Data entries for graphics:
○ ○ ○

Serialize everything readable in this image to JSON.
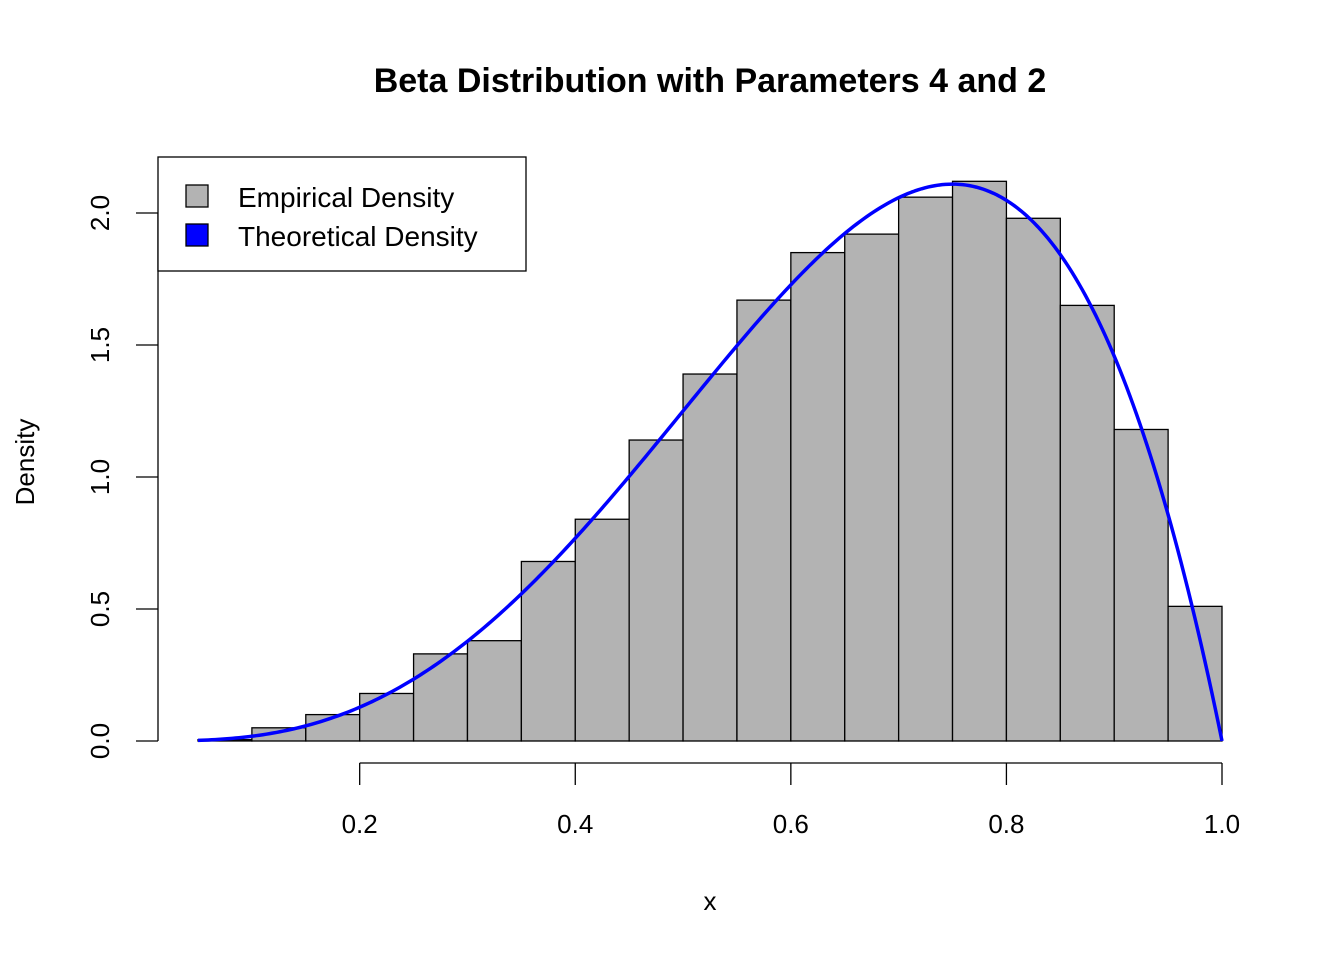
{
  "chart_data": {
    "type": "bar",
    "title": "Beta Distribution with Parameters 4 and 2",
    "xlabel": "x",
    "ylabel": "Density",
    "xlim": [
      0.05,
      1.0
    ],
    "ylim": [
      0,
      2.2
    ],
    "x_ticks": [
      "0.2",
      "0.4",
      "0.6",
      "0.8",
      "1.0"
    ],
    "y_ticks": [
      "0.0",
      "0.5",
      "1.0",
      "1.5",
      "2.0"
    ],
    "grid": false,
    "legend_position": "top-left",
    "legend": [
      {
        "label": "Empirical Density",
        "color": "#b3b3b3"
      },
      {
        "label": "Theoretical Density",
        "color": "#0000ff"
      }
    ],
    "bin_edges": [
      0.05,
      0.1,
      0.15,
      0.2,
      0.25,
      0.3,
      0.35,
      0.4,
      0.45,
      0.5,
      0.55,
      0.6,
      0.65,
      0.7,
      0.75,
      0.8,
      0.85,
      0.9,
      0.95,
      1.0
    ],
    "values": [
      0.005,
      0.05,
      0.1,
      0.18,
      0.33,
      0.38,
      0.68,
      0.84,
      1.14,
      1.39,
      1.67,
      1.85,
      1.92,
      2.06,
      2.12,
      1.98,
      1.65,
      1.18,
      0.51
    ],
    "series": [
      {
        "name": "Empirical Density",
        "type": "histogram",
        "color": "#b3b3b3"
      },
      {
        "name": "Theoretical Density",
        "type": "line",
        "function": "dbeta(x, 4, 2)",
        "color": "#0000ff"
      }
    ]
  }
}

○ ○ ○

▶ _Aim_
Return each line among the entries that holds the word "Theoretical".

▶ _Worked solution_
        "label": "Theoretical Density",
        "name": "Theoretical Density",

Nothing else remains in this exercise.